Report each line of the data that has "указанных" somewhere in it.
::: DATASET EXTRACT :::
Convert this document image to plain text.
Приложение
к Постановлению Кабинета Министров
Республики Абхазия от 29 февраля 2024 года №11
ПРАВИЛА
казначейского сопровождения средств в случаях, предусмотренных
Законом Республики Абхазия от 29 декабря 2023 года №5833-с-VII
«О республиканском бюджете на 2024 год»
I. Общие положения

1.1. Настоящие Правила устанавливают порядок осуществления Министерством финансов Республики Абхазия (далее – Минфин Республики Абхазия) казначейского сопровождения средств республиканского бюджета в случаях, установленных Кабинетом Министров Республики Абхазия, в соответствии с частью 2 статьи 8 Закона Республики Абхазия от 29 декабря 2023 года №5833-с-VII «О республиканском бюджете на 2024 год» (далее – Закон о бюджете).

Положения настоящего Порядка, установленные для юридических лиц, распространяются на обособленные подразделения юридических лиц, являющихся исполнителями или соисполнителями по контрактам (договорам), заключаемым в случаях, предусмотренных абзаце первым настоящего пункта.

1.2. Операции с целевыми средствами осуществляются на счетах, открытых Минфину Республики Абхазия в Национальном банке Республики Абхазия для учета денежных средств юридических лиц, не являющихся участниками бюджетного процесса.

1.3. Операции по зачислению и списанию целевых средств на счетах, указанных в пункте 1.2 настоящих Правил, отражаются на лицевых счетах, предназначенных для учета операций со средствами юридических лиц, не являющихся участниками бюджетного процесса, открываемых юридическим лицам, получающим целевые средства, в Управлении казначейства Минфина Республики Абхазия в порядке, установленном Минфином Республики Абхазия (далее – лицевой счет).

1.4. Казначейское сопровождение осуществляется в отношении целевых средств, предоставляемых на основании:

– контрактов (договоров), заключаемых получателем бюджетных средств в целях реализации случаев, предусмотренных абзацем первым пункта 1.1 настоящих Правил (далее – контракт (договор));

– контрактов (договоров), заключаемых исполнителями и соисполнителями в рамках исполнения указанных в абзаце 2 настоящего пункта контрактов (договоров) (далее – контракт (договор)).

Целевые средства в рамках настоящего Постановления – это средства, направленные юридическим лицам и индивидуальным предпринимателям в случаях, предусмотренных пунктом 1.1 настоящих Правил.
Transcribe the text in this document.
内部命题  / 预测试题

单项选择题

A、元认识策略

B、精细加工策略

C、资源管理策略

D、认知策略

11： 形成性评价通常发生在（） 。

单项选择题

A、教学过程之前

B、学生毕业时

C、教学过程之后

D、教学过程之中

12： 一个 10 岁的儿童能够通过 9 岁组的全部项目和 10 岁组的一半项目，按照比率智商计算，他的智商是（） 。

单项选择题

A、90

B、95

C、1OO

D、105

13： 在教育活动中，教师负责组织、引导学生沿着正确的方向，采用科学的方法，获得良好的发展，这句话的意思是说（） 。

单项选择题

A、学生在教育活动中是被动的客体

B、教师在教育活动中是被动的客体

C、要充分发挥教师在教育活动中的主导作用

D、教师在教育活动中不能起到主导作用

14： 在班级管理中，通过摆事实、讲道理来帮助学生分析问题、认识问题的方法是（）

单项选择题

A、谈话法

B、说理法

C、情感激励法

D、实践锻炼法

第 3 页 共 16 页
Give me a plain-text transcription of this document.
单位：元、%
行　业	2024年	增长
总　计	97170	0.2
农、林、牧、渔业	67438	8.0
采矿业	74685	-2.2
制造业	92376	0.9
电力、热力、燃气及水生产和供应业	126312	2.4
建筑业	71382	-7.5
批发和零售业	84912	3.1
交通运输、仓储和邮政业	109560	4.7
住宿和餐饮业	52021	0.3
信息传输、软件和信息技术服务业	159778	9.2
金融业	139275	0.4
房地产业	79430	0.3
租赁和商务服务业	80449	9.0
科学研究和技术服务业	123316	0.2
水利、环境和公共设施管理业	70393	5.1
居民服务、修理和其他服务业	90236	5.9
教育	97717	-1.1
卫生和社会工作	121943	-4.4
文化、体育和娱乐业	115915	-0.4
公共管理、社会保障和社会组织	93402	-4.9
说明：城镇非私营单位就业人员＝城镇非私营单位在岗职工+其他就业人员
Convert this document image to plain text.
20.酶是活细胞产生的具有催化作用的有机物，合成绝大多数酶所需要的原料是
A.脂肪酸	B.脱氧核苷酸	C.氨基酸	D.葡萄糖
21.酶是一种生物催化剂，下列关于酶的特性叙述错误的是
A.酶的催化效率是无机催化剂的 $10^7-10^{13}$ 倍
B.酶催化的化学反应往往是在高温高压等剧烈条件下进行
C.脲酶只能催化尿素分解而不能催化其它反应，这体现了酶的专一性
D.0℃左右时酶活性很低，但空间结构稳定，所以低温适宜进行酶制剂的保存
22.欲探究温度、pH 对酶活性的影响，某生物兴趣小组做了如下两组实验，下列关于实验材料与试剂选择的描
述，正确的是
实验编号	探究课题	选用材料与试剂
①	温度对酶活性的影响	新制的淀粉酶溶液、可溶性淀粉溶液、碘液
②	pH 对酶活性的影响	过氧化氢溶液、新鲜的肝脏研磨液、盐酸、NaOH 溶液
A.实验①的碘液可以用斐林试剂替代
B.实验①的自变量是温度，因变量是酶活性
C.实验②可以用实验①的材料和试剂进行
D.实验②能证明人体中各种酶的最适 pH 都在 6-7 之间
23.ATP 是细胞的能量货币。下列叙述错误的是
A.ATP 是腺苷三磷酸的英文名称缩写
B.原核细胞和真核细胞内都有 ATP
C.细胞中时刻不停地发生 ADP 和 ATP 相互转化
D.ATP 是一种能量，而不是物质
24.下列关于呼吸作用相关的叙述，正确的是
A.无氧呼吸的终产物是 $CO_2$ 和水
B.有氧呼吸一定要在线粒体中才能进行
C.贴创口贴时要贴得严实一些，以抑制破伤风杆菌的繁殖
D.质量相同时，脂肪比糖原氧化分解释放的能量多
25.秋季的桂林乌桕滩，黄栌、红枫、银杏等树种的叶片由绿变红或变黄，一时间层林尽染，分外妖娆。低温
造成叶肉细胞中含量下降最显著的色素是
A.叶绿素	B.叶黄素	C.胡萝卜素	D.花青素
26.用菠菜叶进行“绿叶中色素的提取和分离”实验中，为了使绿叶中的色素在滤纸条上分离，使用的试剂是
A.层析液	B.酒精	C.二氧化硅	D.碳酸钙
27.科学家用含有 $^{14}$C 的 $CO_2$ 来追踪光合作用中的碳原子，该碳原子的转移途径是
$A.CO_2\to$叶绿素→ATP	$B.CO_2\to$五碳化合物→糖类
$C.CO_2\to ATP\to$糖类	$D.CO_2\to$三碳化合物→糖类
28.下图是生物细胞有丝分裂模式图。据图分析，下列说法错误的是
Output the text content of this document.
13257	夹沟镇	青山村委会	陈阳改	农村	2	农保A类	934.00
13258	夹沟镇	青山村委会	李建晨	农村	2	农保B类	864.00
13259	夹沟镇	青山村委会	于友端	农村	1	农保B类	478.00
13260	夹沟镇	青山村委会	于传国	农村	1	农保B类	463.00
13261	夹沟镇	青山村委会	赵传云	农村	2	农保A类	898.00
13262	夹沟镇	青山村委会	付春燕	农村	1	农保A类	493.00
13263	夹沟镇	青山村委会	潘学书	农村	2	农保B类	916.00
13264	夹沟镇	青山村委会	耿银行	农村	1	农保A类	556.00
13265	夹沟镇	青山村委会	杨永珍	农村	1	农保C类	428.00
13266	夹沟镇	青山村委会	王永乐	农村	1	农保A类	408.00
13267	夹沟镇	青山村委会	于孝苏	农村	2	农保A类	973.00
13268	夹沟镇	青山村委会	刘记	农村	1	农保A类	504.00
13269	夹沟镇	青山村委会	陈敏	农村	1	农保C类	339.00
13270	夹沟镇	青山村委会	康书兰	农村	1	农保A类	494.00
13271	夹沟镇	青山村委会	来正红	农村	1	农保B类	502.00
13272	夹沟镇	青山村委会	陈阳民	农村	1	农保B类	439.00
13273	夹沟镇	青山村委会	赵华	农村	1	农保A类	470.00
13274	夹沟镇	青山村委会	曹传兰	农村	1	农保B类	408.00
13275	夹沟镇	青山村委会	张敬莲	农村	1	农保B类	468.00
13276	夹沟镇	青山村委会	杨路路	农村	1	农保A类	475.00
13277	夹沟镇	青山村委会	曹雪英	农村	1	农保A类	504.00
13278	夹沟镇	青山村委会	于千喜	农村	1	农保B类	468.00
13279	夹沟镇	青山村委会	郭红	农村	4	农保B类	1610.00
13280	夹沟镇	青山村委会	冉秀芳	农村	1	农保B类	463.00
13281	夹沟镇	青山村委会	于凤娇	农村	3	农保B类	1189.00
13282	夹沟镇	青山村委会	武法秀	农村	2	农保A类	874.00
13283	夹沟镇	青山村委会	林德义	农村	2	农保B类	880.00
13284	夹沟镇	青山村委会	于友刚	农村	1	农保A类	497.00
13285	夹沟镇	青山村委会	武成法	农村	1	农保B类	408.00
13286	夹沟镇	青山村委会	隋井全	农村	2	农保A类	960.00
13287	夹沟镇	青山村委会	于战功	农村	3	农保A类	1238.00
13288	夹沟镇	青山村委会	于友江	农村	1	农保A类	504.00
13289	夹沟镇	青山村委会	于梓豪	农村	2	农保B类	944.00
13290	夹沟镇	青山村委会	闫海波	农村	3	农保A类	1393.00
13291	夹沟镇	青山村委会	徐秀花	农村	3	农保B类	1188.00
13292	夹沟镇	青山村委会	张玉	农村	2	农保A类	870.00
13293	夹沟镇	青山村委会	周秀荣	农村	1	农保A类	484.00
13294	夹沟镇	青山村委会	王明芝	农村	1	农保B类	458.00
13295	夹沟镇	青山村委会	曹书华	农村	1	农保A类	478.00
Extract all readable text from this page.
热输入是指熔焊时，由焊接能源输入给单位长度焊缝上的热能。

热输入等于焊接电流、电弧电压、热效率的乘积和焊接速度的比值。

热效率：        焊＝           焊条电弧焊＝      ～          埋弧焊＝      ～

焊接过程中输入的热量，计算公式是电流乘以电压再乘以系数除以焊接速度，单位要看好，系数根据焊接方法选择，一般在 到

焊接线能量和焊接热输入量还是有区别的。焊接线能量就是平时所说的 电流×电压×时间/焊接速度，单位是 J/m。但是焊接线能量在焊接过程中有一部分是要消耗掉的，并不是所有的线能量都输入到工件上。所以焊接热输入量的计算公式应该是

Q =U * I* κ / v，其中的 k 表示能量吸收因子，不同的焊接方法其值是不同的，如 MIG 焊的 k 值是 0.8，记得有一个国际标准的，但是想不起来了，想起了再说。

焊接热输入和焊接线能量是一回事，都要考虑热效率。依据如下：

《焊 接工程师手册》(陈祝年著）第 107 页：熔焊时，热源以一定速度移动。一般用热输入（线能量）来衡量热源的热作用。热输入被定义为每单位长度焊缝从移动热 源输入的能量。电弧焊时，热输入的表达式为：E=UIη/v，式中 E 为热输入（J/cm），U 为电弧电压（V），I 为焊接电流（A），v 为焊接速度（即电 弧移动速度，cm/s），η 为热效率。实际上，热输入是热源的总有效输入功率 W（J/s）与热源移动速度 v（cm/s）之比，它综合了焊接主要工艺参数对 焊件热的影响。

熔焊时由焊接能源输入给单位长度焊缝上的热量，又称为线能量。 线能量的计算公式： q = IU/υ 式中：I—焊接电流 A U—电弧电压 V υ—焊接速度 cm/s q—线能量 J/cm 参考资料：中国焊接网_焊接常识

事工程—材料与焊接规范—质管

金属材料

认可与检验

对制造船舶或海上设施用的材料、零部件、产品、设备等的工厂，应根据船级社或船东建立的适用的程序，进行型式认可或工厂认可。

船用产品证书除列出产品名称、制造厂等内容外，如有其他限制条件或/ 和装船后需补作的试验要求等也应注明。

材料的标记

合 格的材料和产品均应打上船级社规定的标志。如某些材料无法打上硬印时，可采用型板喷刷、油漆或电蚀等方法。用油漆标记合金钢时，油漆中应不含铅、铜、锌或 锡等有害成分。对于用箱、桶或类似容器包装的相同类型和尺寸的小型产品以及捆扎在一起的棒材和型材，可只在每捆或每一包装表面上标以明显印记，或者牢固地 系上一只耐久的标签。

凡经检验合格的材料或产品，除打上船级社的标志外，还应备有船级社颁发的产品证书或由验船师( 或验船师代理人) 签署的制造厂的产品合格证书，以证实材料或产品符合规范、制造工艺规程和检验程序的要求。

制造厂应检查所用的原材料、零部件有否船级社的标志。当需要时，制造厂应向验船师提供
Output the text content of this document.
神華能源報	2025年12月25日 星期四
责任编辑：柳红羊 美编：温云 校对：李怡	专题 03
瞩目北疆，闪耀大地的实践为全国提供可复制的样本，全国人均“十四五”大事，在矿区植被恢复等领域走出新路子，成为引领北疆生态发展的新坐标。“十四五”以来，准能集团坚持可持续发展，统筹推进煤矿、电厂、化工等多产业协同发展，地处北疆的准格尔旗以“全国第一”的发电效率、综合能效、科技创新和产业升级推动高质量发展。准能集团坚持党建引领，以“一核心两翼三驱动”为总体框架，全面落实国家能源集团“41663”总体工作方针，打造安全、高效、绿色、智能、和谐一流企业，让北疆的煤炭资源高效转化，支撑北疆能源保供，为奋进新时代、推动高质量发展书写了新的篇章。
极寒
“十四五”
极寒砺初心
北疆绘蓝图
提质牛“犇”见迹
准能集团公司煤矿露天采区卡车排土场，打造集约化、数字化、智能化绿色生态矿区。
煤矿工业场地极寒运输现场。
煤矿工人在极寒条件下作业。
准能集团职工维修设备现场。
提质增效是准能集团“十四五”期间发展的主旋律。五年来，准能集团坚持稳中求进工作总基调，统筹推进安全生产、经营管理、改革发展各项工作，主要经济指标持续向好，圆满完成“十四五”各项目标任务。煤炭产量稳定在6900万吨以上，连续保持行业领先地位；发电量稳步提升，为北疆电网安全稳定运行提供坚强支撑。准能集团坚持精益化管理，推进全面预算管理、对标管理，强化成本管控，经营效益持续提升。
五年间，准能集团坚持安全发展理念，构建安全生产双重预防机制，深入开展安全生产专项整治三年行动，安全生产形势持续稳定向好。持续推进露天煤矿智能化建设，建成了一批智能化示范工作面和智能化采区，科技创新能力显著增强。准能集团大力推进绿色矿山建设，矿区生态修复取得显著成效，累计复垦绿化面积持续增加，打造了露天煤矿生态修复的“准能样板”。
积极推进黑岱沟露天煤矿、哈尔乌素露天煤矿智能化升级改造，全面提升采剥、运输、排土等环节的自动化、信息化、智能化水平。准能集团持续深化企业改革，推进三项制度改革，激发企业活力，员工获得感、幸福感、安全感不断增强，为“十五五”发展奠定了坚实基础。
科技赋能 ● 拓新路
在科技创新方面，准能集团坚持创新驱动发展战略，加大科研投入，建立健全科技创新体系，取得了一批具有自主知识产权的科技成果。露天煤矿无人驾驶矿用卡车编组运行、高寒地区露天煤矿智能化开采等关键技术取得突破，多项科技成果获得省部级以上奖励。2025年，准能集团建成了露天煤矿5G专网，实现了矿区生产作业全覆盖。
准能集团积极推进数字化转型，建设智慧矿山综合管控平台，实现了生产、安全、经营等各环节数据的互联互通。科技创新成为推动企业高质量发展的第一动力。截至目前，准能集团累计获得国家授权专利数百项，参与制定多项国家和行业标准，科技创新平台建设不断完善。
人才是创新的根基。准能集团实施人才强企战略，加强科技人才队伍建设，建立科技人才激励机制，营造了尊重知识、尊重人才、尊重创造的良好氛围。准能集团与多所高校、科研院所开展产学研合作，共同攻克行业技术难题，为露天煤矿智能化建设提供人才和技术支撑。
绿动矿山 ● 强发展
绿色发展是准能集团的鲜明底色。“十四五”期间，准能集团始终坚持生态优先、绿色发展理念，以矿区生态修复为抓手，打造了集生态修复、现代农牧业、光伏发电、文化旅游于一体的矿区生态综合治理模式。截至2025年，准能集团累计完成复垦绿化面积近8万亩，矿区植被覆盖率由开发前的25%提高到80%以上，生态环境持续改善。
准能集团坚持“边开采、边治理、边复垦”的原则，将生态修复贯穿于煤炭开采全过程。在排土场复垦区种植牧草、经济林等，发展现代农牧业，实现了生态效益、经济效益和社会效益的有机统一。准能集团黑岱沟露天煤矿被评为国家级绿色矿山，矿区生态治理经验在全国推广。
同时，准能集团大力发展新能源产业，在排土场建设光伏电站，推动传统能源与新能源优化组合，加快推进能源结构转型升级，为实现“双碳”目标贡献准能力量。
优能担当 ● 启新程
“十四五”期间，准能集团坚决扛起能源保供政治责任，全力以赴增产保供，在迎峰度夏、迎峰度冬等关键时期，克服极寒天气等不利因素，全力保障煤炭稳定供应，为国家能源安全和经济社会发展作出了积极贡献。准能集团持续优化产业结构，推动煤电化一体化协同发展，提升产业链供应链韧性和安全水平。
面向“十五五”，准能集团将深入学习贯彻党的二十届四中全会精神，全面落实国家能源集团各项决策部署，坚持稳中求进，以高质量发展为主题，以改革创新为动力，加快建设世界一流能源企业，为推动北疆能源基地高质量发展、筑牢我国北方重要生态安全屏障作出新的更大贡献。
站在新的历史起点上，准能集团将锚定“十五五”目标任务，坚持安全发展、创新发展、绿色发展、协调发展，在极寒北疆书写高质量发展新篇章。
:::
*EXERCISE SOLUTION*
1.3. Операции по зачислению и списанию целевых средств на счетах, указанных в пункте 1.2 настоящих Правил, отражаются на лицевых счетах, предназначенных для учета операций со средствами юридических лиц, не являющихся участниками бюджетного процесса, открываемых юридическим лицам, получающим целевые средства, в Управлении казначейства Минфина Республики Абхазия в порядке, установленном Минфином Республики Абхазия (далее – лицевой счет).
– контрактов (договоров), заключаемых исполнителями и соисполнителями в рамках исполнения указанных в абзаце 2 настоящего пункта контрактов (договоров) (далее – контракт (договор)).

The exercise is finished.